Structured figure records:
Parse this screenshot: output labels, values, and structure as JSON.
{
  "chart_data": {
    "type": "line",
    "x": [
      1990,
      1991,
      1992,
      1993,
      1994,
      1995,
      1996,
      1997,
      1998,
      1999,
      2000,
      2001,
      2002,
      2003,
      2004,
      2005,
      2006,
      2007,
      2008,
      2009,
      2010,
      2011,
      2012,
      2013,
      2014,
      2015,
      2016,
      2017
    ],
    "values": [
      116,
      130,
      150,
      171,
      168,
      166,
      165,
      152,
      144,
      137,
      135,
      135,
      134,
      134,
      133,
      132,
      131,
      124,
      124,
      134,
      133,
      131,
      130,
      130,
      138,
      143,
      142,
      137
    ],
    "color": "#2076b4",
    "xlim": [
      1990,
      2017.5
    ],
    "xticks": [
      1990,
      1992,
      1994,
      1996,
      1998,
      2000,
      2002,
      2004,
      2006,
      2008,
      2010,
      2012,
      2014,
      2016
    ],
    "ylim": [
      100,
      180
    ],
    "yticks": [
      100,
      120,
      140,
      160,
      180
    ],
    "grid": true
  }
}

_Given task_
Search the lines for the string "values" and copy every line that has it.

_Result of this task_
Parse this screenshot: output labels, values, and structure as JSON.
    "values": [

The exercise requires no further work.